Given instruction:
Look through the data for the string "when". Copy every line where it is found.

Record extracts:
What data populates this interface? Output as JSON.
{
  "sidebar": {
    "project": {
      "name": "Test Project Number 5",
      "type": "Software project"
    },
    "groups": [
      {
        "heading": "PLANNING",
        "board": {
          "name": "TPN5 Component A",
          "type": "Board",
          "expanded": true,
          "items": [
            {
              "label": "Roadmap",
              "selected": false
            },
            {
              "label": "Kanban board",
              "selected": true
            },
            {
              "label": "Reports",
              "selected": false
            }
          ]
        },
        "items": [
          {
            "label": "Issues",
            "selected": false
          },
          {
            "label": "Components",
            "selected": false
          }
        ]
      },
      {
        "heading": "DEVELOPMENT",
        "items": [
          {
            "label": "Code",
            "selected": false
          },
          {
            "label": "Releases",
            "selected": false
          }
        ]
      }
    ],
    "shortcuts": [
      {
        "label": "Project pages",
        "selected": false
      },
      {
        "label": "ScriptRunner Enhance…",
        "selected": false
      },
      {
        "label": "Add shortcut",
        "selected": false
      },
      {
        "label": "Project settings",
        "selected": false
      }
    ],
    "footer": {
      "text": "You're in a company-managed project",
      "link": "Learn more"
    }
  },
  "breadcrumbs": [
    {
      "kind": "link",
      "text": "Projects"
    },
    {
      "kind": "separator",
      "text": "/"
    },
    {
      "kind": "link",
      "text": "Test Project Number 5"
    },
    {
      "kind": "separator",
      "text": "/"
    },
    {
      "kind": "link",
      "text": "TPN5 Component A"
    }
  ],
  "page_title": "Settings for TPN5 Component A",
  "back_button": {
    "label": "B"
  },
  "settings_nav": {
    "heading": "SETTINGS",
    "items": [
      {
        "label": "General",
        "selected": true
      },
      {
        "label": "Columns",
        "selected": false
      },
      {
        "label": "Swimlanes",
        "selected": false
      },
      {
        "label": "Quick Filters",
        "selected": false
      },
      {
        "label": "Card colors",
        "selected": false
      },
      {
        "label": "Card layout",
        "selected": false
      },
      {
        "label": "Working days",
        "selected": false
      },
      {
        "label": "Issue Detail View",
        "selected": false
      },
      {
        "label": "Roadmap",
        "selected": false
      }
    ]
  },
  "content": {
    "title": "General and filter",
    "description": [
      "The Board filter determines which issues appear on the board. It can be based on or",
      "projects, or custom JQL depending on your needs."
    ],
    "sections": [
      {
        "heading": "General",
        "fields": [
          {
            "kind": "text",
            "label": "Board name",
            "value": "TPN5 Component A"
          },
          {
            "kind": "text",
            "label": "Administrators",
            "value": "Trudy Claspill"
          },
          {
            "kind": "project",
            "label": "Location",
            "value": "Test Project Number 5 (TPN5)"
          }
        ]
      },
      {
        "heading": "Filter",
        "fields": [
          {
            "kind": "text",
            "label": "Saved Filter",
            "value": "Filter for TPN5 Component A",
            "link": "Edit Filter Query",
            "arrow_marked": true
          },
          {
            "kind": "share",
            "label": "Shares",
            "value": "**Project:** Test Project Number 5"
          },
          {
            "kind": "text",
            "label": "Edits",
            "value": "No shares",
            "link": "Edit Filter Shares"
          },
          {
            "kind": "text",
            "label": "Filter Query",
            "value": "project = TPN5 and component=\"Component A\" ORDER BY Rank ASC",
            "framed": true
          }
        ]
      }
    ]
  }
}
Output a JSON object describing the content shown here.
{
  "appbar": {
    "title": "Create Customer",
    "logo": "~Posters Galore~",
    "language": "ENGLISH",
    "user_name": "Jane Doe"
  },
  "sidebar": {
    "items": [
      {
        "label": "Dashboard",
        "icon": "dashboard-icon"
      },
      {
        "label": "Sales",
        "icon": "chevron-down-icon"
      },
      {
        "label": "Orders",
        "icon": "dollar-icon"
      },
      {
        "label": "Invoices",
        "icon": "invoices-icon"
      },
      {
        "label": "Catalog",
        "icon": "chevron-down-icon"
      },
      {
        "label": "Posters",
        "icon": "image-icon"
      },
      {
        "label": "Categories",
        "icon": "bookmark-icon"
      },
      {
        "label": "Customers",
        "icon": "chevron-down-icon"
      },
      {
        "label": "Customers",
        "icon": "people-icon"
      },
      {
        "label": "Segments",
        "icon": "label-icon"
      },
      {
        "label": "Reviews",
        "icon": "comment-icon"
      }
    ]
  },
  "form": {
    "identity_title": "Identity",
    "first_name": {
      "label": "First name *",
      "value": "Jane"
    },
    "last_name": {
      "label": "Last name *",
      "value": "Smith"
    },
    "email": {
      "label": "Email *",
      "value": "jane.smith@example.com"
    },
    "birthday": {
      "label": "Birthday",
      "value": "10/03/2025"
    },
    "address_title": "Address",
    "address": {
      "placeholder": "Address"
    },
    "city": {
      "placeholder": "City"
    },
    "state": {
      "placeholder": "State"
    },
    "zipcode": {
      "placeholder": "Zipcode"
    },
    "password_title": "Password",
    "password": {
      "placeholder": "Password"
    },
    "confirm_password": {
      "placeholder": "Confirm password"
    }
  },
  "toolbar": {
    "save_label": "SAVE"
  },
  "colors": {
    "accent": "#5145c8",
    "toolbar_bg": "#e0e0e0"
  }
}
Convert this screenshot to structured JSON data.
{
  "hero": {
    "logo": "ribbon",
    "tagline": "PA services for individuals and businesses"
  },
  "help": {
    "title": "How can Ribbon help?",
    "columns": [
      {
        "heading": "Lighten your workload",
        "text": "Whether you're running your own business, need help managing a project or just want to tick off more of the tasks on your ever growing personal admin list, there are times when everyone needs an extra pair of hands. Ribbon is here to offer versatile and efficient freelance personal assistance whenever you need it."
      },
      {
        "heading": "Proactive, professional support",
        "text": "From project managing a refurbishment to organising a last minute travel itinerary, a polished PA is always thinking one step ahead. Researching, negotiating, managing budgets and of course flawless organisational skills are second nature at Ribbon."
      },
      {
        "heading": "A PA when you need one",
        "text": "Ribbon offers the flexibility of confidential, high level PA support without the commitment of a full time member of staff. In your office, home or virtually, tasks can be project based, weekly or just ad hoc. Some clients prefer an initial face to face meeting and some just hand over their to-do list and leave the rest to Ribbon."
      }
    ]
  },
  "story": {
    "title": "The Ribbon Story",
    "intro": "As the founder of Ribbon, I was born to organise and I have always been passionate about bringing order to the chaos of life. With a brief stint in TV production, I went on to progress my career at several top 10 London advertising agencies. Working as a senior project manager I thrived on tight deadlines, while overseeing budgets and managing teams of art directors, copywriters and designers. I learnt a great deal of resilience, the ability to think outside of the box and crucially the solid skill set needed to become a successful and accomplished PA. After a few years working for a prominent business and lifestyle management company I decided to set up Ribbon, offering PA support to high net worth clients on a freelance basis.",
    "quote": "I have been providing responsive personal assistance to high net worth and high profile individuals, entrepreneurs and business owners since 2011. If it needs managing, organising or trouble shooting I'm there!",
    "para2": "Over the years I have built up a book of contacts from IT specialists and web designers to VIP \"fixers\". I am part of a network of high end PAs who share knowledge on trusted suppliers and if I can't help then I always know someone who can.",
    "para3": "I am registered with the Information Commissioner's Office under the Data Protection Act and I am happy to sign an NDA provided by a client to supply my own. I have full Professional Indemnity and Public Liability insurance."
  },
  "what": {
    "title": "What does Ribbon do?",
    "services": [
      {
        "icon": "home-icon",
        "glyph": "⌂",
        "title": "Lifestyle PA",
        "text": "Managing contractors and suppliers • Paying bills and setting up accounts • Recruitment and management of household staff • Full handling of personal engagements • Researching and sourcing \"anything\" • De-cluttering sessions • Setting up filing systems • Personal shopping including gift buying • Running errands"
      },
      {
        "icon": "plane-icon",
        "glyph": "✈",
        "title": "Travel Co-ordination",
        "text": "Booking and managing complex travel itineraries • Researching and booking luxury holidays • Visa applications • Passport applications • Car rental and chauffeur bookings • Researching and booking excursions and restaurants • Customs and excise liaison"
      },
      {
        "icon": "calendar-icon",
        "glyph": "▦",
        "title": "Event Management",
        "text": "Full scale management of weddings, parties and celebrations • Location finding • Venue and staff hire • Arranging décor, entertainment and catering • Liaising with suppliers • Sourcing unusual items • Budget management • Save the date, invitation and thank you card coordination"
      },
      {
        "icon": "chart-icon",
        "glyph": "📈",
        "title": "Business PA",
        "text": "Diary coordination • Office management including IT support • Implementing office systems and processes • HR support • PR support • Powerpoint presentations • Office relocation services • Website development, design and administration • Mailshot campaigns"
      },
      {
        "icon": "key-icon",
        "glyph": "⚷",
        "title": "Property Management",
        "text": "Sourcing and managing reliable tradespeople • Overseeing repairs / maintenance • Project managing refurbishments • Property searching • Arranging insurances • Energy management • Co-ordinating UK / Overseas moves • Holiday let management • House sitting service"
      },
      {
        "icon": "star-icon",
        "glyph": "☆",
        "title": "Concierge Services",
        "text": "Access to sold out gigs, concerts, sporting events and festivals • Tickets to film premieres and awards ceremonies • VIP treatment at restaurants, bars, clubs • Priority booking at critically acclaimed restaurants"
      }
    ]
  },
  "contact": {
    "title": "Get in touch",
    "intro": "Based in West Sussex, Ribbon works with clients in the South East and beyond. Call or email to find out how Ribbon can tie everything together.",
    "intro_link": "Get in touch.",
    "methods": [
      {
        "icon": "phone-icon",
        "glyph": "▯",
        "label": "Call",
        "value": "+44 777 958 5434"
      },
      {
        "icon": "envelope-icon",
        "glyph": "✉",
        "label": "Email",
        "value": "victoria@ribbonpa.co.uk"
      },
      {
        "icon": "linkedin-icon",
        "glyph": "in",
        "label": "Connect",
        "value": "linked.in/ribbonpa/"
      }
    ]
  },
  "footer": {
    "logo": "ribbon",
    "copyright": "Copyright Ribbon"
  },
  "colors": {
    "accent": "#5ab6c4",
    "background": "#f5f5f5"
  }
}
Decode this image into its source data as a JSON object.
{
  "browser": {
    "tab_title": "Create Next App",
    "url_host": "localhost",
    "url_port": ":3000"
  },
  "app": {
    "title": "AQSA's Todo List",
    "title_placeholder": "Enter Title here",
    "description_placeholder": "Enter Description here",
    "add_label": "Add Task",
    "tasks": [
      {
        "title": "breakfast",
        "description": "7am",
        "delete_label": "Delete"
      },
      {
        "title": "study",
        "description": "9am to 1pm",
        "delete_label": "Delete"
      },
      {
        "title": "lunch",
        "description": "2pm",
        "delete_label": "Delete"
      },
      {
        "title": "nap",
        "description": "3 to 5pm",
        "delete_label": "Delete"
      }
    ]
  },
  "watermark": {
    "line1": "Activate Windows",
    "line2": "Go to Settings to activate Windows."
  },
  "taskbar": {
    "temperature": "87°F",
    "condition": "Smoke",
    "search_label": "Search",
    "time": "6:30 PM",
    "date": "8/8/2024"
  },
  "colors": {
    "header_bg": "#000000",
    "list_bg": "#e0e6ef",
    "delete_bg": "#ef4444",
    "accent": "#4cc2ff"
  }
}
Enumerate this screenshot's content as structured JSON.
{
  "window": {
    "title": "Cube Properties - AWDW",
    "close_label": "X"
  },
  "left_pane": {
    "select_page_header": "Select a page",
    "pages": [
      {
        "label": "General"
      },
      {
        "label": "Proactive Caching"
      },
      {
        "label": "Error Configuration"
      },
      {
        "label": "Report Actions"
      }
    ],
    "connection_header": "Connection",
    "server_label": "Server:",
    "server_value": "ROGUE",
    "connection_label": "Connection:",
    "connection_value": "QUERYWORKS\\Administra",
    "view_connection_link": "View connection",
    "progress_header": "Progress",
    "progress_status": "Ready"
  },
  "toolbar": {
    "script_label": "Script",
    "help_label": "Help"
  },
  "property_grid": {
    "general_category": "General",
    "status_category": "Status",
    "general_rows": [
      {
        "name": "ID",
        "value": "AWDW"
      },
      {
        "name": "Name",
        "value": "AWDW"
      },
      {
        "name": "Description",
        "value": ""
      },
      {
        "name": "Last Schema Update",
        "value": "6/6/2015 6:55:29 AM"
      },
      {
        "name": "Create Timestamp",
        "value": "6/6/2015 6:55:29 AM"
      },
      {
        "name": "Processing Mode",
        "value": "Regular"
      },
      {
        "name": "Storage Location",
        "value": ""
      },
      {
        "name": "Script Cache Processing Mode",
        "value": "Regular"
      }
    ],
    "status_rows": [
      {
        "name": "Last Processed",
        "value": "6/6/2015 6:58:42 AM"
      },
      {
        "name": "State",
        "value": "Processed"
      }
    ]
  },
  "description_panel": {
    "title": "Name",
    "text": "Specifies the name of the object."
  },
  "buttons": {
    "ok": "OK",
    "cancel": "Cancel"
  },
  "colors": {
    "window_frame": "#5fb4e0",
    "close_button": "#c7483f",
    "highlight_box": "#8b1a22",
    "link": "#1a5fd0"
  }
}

Result for this exercise:
        "text": "Whether you're running your own business, need help managing a project or just want to tick off more of the tasks on your ever growing personal admin list, there are times when everyone needs an extra pair of hands. Ribbon is here to offer versatile and efficient freelance personal assistance whenever you need it."
        "heading": "A PA when you need one",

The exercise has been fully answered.